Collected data

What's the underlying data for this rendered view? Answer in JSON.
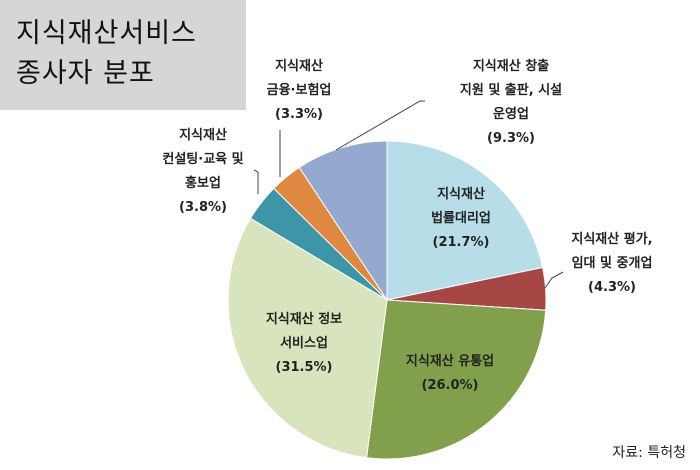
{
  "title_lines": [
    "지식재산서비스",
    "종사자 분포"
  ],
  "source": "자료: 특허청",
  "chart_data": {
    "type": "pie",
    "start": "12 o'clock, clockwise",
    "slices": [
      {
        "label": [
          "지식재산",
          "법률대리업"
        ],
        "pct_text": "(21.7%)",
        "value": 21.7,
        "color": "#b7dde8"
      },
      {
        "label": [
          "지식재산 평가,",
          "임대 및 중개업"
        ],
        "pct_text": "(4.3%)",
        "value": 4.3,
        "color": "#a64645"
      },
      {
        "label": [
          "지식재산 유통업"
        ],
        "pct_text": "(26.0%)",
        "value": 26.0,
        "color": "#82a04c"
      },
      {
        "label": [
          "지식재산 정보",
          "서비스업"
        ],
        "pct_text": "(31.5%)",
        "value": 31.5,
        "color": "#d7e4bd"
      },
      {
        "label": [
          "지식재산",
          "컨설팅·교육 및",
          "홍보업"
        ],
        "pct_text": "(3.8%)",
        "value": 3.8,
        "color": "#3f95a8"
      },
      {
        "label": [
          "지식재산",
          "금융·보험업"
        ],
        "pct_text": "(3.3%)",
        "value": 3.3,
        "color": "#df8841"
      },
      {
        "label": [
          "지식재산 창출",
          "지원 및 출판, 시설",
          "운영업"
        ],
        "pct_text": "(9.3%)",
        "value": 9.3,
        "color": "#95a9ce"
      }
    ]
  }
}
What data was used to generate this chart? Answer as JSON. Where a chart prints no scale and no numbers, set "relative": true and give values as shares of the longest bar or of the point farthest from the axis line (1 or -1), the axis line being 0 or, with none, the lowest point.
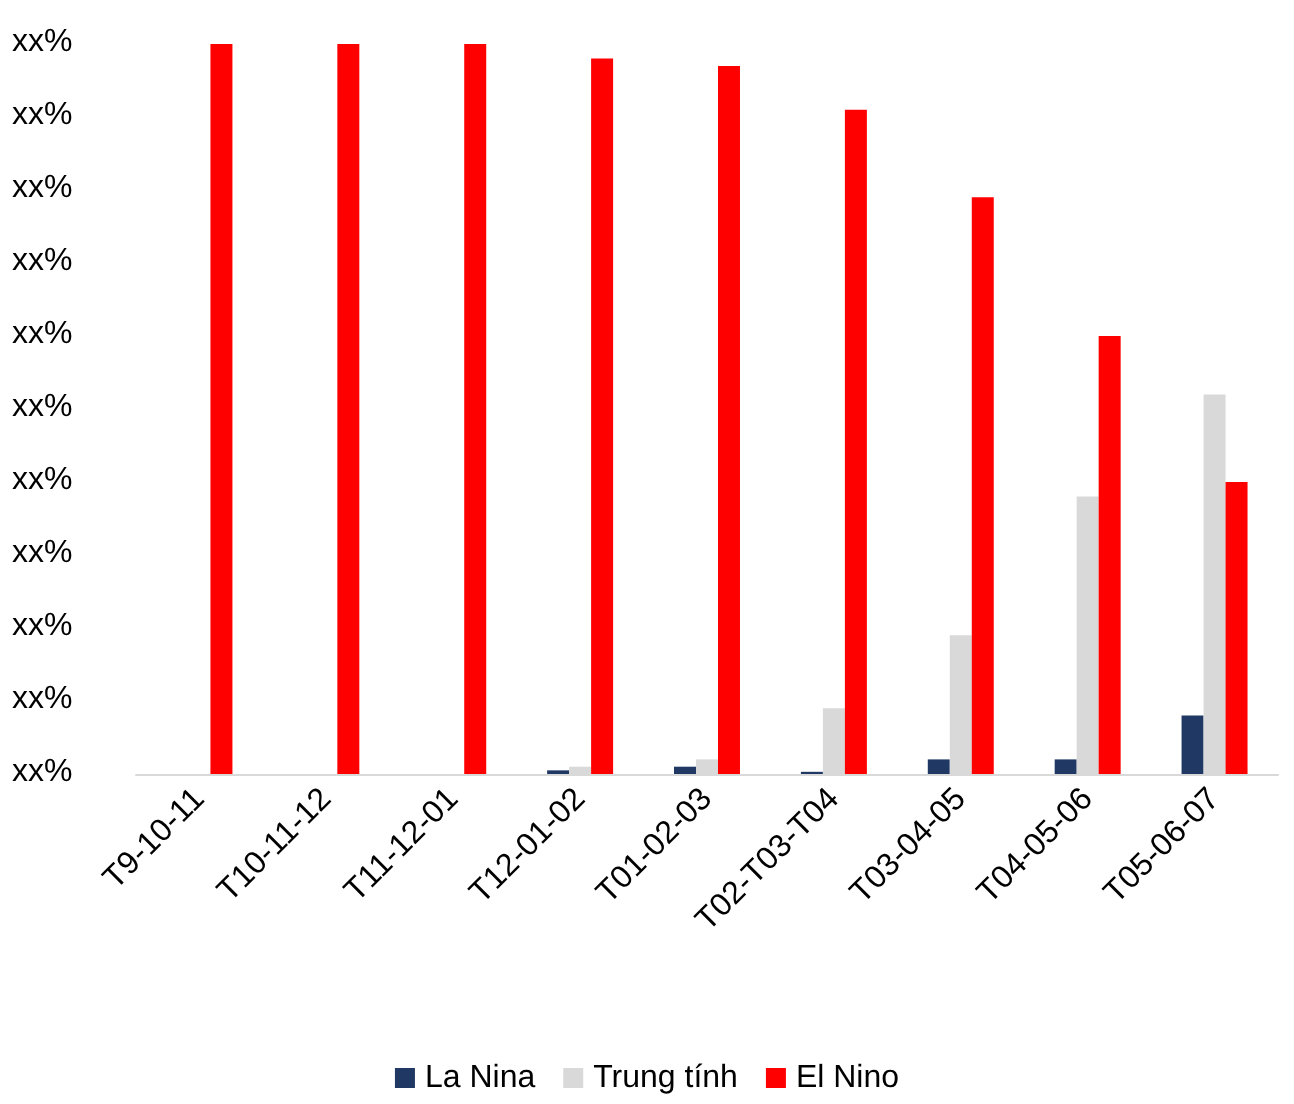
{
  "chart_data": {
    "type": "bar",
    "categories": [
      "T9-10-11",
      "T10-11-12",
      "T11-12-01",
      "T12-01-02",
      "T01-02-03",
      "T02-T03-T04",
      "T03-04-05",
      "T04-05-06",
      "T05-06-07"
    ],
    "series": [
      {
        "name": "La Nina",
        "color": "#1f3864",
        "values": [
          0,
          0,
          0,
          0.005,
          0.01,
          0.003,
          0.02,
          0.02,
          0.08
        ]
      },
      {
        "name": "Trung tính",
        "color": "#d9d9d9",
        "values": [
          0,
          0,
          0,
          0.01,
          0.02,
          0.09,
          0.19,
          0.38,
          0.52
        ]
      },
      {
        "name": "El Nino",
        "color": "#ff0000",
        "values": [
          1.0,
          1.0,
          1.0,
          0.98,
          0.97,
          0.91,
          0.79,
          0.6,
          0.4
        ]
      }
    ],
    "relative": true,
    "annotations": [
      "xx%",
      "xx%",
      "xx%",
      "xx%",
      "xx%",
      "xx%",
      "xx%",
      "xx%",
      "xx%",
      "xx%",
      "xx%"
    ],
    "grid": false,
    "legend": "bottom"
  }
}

_YOUR OBJECTIVE_
Reproduce every entry exactly, but omit each picture.

_ANSWER TO THE TASK_
What's the underlying data for this rendered view? Answer in JSON.
{
  "title_lines": [
    "지식재산서비스",
    "종사자 분포"
  ],
  "source": "자료: 특허청",
  "chart_data": {
    "type": "pie",
    "start": "12 o'clock, clockwise",
    "slices": [
      {
        "label": [
          "지식재산",
          "법률대리업"
        ],
        "pct_text": "(21.7%)",
        "value": 21.7,
        "color": "#b7dde8"
      },
      {
        "label": [
          "지식재산 평가,",
          "임대 및 중개업"
        ],
        "pct_text": "(4.3%)",
        "value": 4.3,
        "color": "#a64645"
      },
      {
        "label": [
          "지식재산 유통업"
        ],
        "pct_text": "(26.0%)",
        "value": 26.0,
        "color": "#82a04c"
      },
      {
        "label": [
          "지식재산 정보",
          "서비스업"
        ],
        "pct_text": "(31.5%)",
        "value": 31.5,
        "color": "#d7e4bd"
      },
      {
        "label": [
          "지식재산",
          "컨설팅·교육 및",
          "홍보업"
        ],
        "pct_text": "(3.8%)",
        "value": 3.8,
        "color": "#3f95a8"
      },
      {
        "label": [
          "지식재산",
          "금융·보험업"
        ],
        "pct_text": "(3.3%)",
        "value": 3.3,
        "color": "#df8841"
      },
      {
        "label": [
          "지식재산 창출",
          "지원 및 출판, 시설",
          "운영업"
        ],
        "pct_text": "(9.3%)",
        "value": 9.3,
        "color": "#95a9ce"
      }
    ]
  }
}
What data was used to generate this chart? Answer as JSON. Where a chart prints no scale and no numbers, set "relative": true and give values as shares of the longest bar or of the point farthest from the axis line (1 or -1), the axis line being 0 or, with none, the lowest point.
{
  "chart_data": {
    "type": "bar",
    "categories": [
      "T9-10-11",
      "T10-11-12",
      "T11-12-01",
      "T12-01-02",
      "T01-02-03",
      "T02-T03-T04",
      "T03-04-05",
      "T04-05-06",
      "T05-06-07"
    ],
    "series": [
      {
        "name": "La Nina",
        "color": "#1f3864",
        "values": [
          0,
          0,
          0,
          0.005,
          0.01,
          0.003,
          0.02,
          0.02,
          0.08
        ]
      },
      {
        "name": "Trung tính",
        "color": "#d9d9d9",
        "values": [
          0,
          0,
          0,
          0.01,
          0.02,
          0.09,
          0.19,
          0.38,
          0.52
        ]
      },
      {
        "name": "El Nino",
        "color": "#ff0000",
        "values": [
          1.0,
          1.0,
          1.0,
          0.98,
          0.97,
          0.91,
          0.79,
          0.6,
          0.4
        ]
      }
    ],
    "relative": true,
    "annotations": [
      "xx%",
      "xx%",
      "xx%",
      "xx%",
      "xx%",
      "xx%",
      "xx%",
      "xx%",
      "xx%",
      "xx%",
      "xx%"
    ],
    "grid": false,
    "legend": "bottom"
  }
}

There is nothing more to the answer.